# Exercise material start
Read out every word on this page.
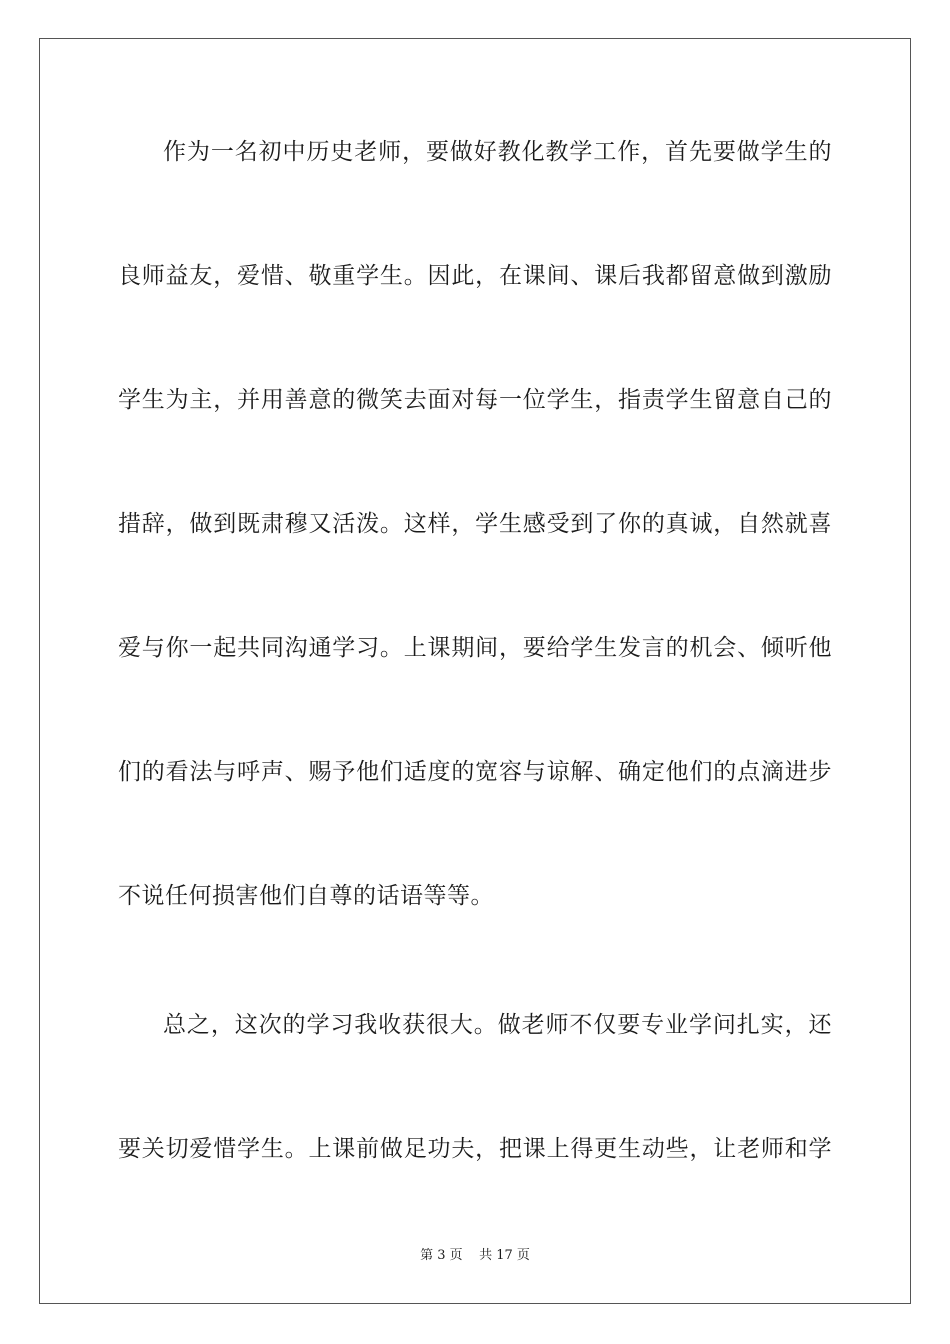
作为一名初中历史老师，要做好教化教学工作，首先要做学生的
良师益友，爱惜、敬重学生。因此，在课间、课后我都留意做到激励
学生为主，并用善意的微笑去面对每一位学生，指责学生留意自己的
措辞，做到既肃穆又活泼。这样，学生感受到了你的真诚，自然就喜
爱与你一起共同沟通学习。上课期间，要给学生发言的机会、倾听他
们的看法与呼声、赐予他们适度的宽容与谅解、确定他们的点滴进步
不说任何损害他们自尊的话语等等。
总之，这次的学习我收获很大。做老师不仅要专业学问扎实，还
要关切爱惜学生。上课前做足功夫，把课上得更生动些，让老师和学
第 3 页    共 17 页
# Exercise material end
Leave out the pictures and retype every line above exactly.

Read out every word on this page.
作为一名初中历史老师，要做好教化教学工作，首先要做学生的
良师益友，爱惜、敬重学生。因此，在课间、课后我都留意做到激励
学生为主，并用善意的微笑去面对每一位学生，指责学生留意自己的
措辞，做到既肃穆又活泼。这样，学生感受到了你的真诚，自然就喜
爱与你一起共同沟通学习。上课期间，要给学生发言的机会、倾听他
们的看法与呼声、赐予他们适度的宽容与谅解、确定他们的点滴进步
不说任何损害他们自尊的话语等等。
总之，这次的学习我收获很大。做老师不仅要专业学问扎实，还
要关切爱惜学生。上课前做足功夫，把课上得更生动些，让老师和学
第 3 页    共 17 页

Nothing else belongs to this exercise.